## begin Data to use

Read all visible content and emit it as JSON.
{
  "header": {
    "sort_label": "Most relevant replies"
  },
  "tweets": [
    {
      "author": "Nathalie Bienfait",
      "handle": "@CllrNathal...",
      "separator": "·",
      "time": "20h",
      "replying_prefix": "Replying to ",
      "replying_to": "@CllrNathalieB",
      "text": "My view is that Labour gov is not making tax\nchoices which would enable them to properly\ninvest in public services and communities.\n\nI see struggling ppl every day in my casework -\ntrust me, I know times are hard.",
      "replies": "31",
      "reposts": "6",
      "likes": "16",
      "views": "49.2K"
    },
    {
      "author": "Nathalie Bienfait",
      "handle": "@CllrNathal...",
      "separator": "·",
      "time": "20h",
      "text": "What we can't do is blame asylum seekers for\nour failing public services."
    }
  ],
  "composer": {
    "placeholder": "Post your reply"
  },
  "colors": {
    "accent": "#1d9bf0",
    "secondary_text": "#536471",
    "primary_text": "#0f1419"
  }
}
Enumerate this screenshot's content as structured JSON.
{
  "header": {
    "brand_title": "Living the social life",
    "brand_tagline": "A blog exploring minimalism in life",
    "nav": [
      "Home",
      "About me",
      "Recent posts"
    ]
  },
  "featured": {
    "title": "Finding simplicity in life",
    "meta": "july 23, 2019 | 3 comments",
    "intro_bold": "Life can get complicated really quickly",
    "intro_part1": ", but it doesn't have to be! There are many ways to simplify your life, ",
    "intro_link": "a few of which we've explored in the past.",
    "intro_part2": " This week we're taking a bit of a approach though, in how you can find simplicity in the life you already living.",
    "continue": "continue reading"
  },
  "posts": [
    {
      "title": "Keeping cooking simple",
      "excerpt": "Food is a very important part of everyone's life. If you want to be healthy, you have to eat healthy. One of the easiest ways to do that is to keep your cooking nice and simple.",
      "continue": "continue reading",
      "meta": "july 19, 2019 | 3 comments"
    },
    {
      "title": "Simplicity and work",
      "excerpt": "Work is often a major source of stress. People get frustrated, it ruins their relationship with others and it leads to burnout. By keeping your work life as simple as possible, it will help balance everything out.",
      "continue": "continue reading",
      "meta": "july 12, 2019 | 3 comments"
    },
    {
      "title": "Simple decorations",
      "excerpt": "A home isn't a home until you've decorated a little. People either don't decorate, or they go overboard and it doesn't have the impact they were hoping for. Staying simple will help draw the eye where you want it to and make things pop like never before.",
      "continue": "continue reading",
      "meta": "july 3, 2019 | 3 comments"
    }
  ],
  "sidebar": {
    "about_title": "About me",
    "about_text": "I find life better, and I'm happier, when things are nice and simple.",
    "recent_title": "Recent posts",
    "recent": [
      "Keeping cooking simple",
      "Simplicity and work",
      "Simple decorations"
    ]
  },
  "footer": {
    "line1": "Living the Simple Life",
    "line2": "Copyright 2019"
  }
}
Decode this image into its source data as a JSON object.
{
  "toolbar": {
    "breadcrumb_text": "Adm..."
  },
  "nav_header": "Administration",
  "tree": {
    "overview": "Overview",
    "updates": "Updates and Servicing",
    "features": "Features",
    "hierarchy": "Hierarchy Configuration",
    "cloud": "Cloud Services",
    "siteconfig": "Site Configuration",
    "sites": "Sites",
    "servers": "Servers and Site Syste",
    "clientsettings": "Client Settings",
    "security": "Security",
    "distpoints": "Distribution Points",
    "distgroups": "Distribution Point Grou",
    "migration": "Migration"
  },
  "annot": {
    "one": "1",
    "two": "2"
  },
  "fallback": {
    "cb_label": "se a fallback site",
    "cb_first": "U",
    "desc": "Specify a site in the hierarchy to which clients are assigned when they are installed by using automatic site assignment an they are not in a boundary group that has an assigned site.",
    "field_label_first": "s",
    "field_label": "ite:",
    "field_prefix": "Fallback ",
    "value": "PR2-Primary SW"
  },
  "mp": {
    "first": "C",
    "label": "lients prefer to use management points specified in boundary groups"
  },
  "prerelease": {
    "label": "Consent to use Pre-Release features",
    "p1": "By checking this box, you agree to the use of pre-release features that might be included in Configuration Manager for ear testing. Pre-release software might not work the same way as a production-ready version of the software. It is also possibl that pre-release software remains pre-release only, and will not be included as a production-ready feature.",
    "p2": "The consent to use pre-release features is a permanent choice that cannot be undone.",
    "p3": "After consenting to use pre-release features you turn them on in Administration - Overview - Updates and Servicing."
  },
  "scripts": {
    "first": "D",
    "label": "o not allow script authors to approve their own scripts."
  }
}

## end Data to use

## Task statement:
Copy out each record exactly as given, omitting none.

## Output:
Read all visible content and emit it as JSON.
{
  "header": {
    "sort_label": "Most relevant replies"
  },
  "tweets": [
    {
      "author": "Nathalie Bienfait",
      "handle": "@CllrNathal...",
      "separator": "·",
      "time": "20h",
      "replying_prefix": "Replying to ",
      "replying_to": "@CllrNathalieB",
      "text": "My view is that Labour gov is not making tax\nchoices which would enable them to properly\ninvest in public services and communities.\n\nI see struggling ppl every day in my casework -\ntrust me, I know times are hard.",
      "replies": "31",
      "reposts": "6",
      "likes": "16",
      "views": "49.2K"
    },
    {
      "author": "Nathalie Bienfait",
      "handle": "@CllrNathal...",
      "separator": "·",
      "time": "20h",
      "text": "What we can't do is blame asylum seekers for\nour failing public services."
    }
  ],
  "composer": {
    "placeholder": "Post your reply"
  },
  "colors": {
    "accent": "#1d9bf0",
    "secondary_text": "#536471",
    "primary_text": "#0f1419"
  }
}
Enumerate this screenshot's content as structured JSON.
{
  "header": {
    "brand_title": "Living the social life",
    "brand_tagline": "A blog exploring minimalism in life",
    "nav": [
      "Home",
      "About me",
      "Recent posts"
    ]
  },
  "featured": {
    "title": "Finding simplicity in life",
    "meta": "july 23, 2019 | 3 comments",
    "intro_bold": "Life can get complicated really quickly",
    "intro_part1": ", but it doesn't have to be! There are many ways to simplify your life, ",
    "intro_link": "a few of which we've explored in the past.",
    "intro_part2": " This week we're taking a bit of a approach though, in how you can find simplicity in the life you already living.",
    "continue": "continue reading"
  },
  "posts": [
    {
      "title": "Keeping cooking simple",
      "excerpt": "Food is a very important part of everyone's life. If you want to be healthy, you have to eat healthy. One of the easiest ways to do that is to keep your cooking nice and simple.",
      "continue": "continue reading",
      "meta": "july 19, 2019 | 3 comments"
    },
    {
      "title": "Simplicity and work",
      "excerpt": "Work is often a major source of stress. People get frustrated, it ruins their relationship with others and it leads to burnout. By keeping your work life as simple as possible, it will help balance everything out.",
      "continue": "continue reading",
      "meta": "july 12, 2019 | 3 comments"
    },
    {
      "title": "Simple decorations",
      "excerpt": "A home isn't a home until you've decorated a little. People either don't decorate, or they go overboard and it doesn't have the impact they were hoping for. Staying simple will help draw the eye where you want it to and make things pop like never before.",
      "continue": "continue reading",
      "meta": "july 3, 2019 | 3 comments"
    }
  ],
  "sidebar": {
    "about_title": "About me",
    "about_text": "I find life better, and I'm happier, when things are nice and simple.",
    "recent_title": "Recent posts",
    "recent": [
      "Keeping cooking simple",
      "Simplicity and work",
      "Simple decorations"
    ]
  },
  "footer": {
    "line1": "Living the Simple Life",
    "line2": "Copyright 2019"
  }
}
Decode this image into its source data as a JSON object.
{
  "toolbar": {
    "breadcrumb_text": "Adm..."
  },
  "nav_header": "Administration",
  "tree": {
    "overview": "Overview",
    "updates": "Updates and Servicing",
    "features": "Features",
    "hierarchy": "Hierarchy Configuration",
    "cloud": "Cloud Services",
    "siteconfig": "Site Configuration",
    "sites": "Sites",
    "servers": "Servers and Site Syste",
    "clientsettings": "Client Settings",
    "security": "Security",
    "distpoints": "Distribution Points",
    "distgroups": "Distribution Point Grou",
    "migration": "Migration"
  },
  "annot": {
    "one": "1",
    "two": "2"
  },
  "fallback": {
    "cb_label": "se a fallback site",
    "cb_first": "U",
    "desc": "Specify a site in the hierarchy to which clients are assigned when they are installed by using automatic site assignment an they are not in a boundary group that has an assigned site.",
    "field_label_first": "s",
    "field_label": "ite:",
    "field_prefix": "Fallback ",
    "value": "PR2-Primary SW"
  },
  "mp": {
    "first": "C",
    "label": "lients prefer to use management points specified in boundary groups"
  },
  "prerelease": {
    "label": "Consent to use Pre-Release features",
    "p1": "By checking this box, you agree to the use of pre-release features that might be included in Configuration Manager for ear testing. Pre-release software might not work the same way as a production-ready version of the software. It is also possibl that pre-release software remains pre-release only, and will not be included as a production-ready feature.",
    "p2": "The consent to use pre-release features is a permanent choice that cannot be undone.",
    "p3": "After consenting to use pre-release features you turn them on in Administration - Overview - Updates and Servicing."
  },
  "scripts": {
    "first": "D",
    "label": "o not allow script authors to approve their own scripts."
  }
}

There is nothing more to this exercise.